Working data
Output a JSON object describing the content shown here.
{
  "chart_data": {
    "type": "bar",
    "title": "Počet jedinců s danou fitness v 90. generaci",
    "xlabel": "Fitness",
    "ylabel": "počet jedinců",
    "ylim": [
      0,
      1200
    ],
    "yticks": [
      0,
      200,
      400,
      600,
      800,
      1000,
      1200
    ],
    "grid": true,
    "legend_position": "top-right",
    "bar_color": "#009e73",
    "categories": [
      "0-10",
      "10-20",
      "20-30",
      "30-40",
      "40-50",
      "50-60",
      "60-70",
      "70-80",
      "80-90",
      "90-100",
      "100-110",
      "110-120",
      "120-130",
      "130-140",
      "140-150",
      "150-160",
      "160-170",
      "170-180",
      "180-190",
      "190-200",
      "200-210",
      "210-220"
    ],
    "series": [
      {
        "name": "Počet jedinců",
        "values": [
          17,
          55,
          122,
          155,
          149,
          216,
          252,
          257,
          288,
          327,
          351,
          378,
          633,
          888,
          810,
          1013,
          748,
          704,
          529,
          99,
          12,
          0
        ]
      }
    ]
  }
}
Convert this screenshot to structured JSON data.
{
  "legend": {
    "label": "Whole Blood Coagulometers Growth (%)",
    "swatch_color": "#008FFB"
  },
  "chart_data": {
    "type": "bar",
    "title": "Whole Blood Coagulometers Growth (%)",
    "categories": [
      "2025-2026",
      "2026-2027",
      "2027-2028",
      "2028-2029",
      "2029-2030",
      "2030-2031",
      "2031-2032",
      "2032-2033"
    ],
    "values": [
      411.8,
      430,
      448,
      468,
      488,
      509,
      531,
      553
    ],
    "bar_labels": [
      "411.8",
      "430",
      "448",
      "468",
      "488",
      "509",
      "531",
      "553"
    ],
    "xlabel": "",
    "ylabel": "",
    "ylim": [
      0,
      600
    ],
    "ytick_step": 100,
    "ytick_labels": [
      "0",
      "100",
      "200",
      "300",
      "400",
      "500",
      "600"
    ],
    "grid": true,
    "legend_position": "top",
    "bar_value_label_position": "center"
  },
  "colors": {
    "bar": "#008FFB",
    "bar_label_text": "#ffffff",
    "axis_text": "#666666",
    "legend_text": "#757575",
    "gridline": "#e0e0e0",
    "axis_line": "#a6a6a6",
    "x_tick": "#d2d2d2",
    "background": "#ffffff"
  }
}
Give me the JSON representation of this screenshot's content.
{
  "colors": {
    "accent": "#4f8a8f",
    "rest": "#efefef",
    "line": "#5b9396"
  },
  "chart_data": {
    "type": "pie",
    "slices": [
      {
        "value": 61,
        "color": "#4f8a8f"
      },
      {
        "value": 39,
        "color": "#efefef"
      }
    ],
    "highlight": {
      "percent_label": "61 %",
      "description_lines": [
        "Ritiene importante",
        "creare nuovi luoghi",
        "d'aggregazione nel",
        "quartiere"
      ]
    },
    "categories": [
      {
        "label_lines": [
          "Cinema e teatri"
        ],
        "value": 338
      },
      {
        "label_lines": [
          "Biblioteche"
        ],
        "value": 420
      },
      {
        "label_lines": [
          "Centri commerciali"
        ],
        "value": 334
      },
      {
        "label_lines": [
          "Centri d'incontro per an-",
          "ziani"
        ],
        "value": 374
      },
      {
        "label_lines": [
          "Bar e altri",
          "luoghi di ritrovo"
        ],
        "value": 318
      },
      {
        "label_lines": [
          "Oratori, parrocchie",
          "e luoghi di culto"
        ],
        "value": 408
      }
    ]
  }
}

What to produce
Restate each of the entries above verbatim.

Completed exercise
Output a JSON object describing the content shown here.
{
  "chart_data": {
    "type": "bar",
    "title": "Počet jedinců s danou fitness v 90. generaci",
    "xlabel": "Fitness",
    "ylabel": "počet jedinců",
    "ylim": [
      0,
      1200
    ],
    "yticks": [
      0,
      200,
      400,
      600,
      800,
      1000,
      1200
    ],
    "grid": true,
    "legend_position": "top-right",
    "bar_color": "#009e73",
    "categories": [
      "0-10",
      "10-20",
      "20-30",
      "30-40",
      "40-50",
      "50-60",
      "60-70",
      "70-80",
      "80-90",
      "90-100",
      "100-110",
      "110-120",
      "120-130",
      "130-140",
      "140-150",
      "150-160",
      "160-170",
      "170-180",
      "180-190",
      "190-200",
      "200-210",
      "210-220"
    ],
    "series": [
      {
        "name": "Počet jedinců",
        "values": [
          17,
          55,
          122,
          155,
          149,
          216,
          252,
          257,
          288,
          327,
          351,
          378,
          633,
          888,
          810,
          1013,
          748,
          704,
          529,
          99,
          12,
          0
        ]
      }
    ]
  }
}
Convert this screenshot to structured JSON data.
{
  "legend": {
    "label": "Whole Blood Coagulometers Growth (%)",
    "swatch_color": "#008FFB"
  },
  "chart_data": {
    "type": "bar",
    "title": "Whole Blood Coagulometers Growth (%)",
    "categories": [
      "2025-2026",
      "2026-2027",
      "2027-2028",
      "2028-2029",
      "2029-2030",
      "2030-2031",
      "2031-2032",
      "2032-2033"
    ],
    "values": [
      411.8,
      430,
      448,
      468,
      488,
      509,
      531,
      553
    ],
    "bar_labels": [
      "411.8",
      "430",
      "448",
      "468",
      "488",
      "509",
      "531",
      "553"
    ],
    "xlabel": "",
    "ylabel": "",
    "ylim": [
      0,
      600
    ],
    "ytick_step": 100,
    "ytick_labels": [
      "0",
      "100",
      "200",
      "300",
      "400",
      "500",
      "600"
    ],
    "grid": true,
    "legend_position": "top",
    "bar_value_label_position": "center"
  },
  "colors": {
    "bar": "#008FFB",
    "bar_label_text": "#ffffff",
    "axis_text": "#666666",
    "legend_text": "#757575",
    "gridline": "#e0e0e0",
    "axis_line": "#a6a6a6",
    "x_tick": "#d2d2d2",
    "background": "#ffffff"
  }
}
Give me the JSON representation of this screenshot's content.
{
  "colors": {
    "accent": "#4f8a8f",
    "rest": "#efefef",
    "line": "#5b9396"
  },
  "chart_data": {
    "type": "pie",
    "slices": [
      {
        "value": 61,
        "color": "#4f8a8f"
      },
      {
        "value": 39,
        "color": "#efefef"
      }
    ],
    "highlight": {
      "percent_label": "61 %",
      "description_lines": [
        "Ritiene importante",
        "creare nuovi luoghi",
        "d'aggregazione nel",
        "quartiere"
      ]
    },
    "categories": [
      {
        "label_lines": [
          "Cinema e teatri"
        ],
        "value": 338
      },
      {
        "label_lines": [
          "Biblioteche"
        ],
        "value": 420
      },
      {
        "label_lines": [
          "Centri commerciali"
        ],
        "value": 334
      },
      {
        "label_lines": [
          "Centri d'incontro per an-",
          "ziani"
        ],
        "value": 374
      },
      {
        "label_lines": [
          "Bar e altri",
          "luoghi di ritrovo"
        ],
        "value": 318
      },
      {
        "label_lines": [
          "Oratori, parrocchie",
          "e luoghi di culto"
        ],
        "value": 408
      }
    ]
  }
}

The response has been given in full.